■ What to produce ■
Would you transcribe all of the data exactly, down to the last character?

*** Recorded information ***

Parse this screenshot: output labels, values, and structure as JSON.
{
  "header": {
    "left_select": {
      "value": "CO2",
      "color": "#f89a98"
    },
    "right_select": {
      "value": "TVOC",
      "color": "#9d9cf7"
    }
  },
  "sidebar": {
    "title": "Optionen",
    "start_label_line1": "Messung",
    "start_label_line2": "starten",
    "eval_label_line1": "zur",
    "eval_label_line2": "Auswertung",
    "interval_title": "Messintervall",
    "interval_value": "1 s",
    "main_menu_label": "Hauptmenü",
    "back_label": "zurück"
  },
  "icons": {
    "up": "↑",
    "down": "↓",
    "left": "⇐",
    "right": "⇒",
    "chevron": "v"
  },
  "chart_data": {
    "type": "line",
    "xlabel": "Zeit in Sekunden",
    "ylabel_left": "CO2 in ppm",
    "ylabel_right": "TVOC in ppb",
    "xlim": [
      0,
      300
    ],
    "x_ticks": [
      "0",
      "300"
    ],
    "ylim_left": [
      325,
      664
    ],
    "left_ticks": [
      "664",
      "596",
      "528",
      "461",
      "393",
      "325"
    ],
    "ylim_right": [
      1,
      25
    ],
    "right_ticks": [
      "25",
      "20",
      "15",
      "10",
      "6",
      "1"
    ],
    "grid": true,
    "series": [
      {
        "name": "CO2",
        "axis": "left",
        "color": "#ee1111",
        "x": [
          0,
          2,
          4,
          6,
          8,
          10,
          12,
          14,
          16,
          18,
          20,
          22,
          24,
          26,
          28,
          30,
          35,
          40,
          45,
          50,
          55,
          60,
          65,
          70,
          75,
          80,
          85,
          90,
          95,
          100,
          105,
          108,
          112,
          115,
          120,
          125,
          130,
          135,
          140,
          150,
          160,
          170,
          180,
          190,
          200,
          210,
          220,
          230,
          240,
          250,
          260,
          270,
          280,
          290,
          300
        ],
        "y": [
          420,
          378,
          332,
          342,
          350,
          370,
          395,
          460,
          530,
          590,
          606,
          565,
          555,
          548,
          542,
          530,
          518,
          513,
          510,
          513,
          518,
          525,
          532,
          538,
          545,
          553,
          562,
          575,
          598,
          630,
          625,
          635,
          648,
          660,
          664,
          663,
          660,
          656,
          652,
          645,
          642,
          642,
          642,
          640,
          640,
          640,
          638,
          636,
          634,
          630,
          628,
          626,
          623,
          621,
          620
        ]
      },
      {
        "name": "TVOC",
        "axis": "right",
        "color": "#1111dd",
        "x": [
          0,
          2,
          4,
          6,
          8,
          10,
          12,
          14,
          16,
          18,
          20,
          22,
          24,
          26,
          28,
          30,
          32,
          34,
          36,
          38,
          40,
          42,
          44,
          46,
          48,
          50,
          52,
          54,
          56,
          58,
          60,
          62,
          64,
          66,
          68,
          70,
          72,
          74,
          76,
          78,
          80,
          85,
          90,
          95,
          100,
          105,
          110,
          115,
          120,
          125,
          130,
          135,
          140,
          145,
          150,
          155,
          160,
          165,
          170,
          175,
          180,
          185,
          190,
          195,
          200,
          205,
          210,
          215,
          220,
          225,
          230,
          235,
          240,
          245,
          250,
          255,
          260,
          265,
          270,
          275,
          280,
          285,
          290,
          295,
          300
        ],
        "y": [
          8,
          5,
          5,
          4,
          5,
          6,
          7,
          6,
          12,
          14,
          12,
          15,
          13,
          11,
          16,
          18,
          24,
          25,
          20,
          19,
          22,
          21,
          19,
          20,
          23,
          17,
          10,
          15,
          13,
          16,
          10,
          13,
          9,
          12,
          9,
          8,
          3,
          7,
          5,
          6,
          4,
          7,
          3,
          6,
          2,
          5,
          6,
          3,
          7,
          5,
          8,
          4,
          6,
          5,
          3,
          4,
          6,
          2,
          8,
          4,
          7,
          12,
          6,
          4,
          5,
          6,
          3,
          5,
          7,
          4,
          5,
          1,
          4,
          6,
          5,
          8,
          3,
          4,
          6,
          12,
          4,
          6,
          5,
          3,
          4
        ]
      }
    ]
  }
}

***

■ Output below ■
Parse this screenshot: output labels, values, and structure as JSON.
{
  "header": {
    "left_select": {
      "value": "CO2",
      "color": "#f89a98"
    },
    "right_select": {
      "value": "TVOC",
      "color": "#9d9cf7"
    }
  },
  "sidebar": {
    "title": "Optionen",
    "start_label_line1": "Messung",
    "start_label_line2": "starten",
    "eval_label_line1": "zur",
    "eval_label_line2": "Auswertung",
    "interval_title": "Messintervall",
    "interval_value": "1 s",
    "main_menu_label": "Hauptmenü",
    "back_label": "zurück"
  },
  "icons": {
    "up": "↑",
    "down": "↓",
    "left": "⇐",
    "right": "⇒",
    "chevron": "v"
  },
  "chart_data": {
    "type": "line",
    "xlabel": "Zeit in Sekunden",
    "ylabel_left": "CO2 in ppm",
    "ylabel_right": "TVOC in ppb",
    "xlim": [
      0,
      300
    ],
    "x_ticks": [
      "0",
      "300"
    ],
    "ylim_left": [
      325,
      664
    ],
    "left_ticks": [
      "664",
      "596",
      "528",
      "461",
      "393",
      "325"
    ],
    "ylim_right": [
      1,
      25
    ],
    "right_ticks": [
      "25",
      "20",
      "15",
      "10",
      "6",
      "1"
    ],
    "grid": true,
    "series": [
      {
        "name": "CO2",
        "axis": "left",
        "color": "#ee1111",
        "x": [
          0,
          2,
          4,
          6,
          8,
          10,
          12,
          14,
          16,
          18,
          20,
          22,
          24,
          26,
          28,
          30,
          35,
          40,
          45,
          50,
          55,
          60,
          65,
          70,
          75,
          80,
          85,
          90,
          95,
          100,
          105,
          108,
          112,
          115,
          120,
          125,
          130,
          135,
          140,
          150,
          160,
          170,
          180,
          190,
          200,
          210,
          220,
          230,
          240,
          250,
          260,
          270,
          280,
          290,
          300
        ],
        "y": [
          420,
          378,
          332,
          342,
          350,
          370,
          395,
          460,
          530,
          590,
          606,
          565,
          555,
          548,
          542,
          530,
          518,
          513,
          510,
          513,
          518,
          525,
          532,
          538,
          545,
          553,
          562,
          575,
          598,
          630,
          625,
          635,
          648,
          660,
          664,
          663,
          660,
          656,
          652,
          645,
          642,
          642,
          642,
          640,
          640,
          640,
          638,
          636,
          634,
          630,
          628,
          626,
          623,
          621,
          620
        ]
      },
      {
        "name": "TVOC",
        "axis": "right",
        "color": "#1111dd",
        "x": [
          0,
          2,
          4,
          6,
          8,
          10,
          12,
          14,
          16,
          18,
          20,
          22,
          24,
          26,
          28,
          30,
          32,
          34,
          36,
          38,
          40,
          42,
          44,
          46,
          48,
          50,
          52,
          54,
          56,
          58,
          60,
          62,
          64,
          66,
          68,
          70,
          72,
          74,
          76,
          78,
          80,
          85,
          90,
          95,
          100,
          105,
          110,
          115,
          120,
          125,
          130,
          135,
          140,
          145,
          150,
          155,
          160,
          165,
          170,
          175,
          180,
          185,
          190,
          195,
          200,
          205,
          210,
          215,
          220,
          225,
          230,
          235,
          240,
          245,
          250,
          255,
          260,
          265,
          270,
          275,
          280,
          285,
          290,
          295,
          300
        ],
        "y": [
          8,
          5,
          5,
          4,
          5,
          6,
          7,
          6,
          12,
          14,
          12,
          15,
          13,
          11,
          16,
          18,
          24,
          25,
          20,
          19,
          22,
          21,
          19,
          20,
          23,
          17,
          10,
          15,
          13,
          16,
          10,
          13,
          9,
          12,
          9,
          8,
          3,
          7,
          5,
          6,
          4,
          7,
          3,
          6,
          2,
          5,
          6,
          3,
          7,
          5,
          8,
          4,
          6,
          5,
          3,
          4,
          6,
          2,
          8,
          4,
          7,
          12,
          6,
          4,
          5,
          6,
          3,
          5,
          7,
          4,
          5,
          1,
          4,
          6,
          5,
          8,
          3,
          4,
          6,
          12,
          4,
          6,
          5,
          3,
          4
        ]
      }
    ]
  }
}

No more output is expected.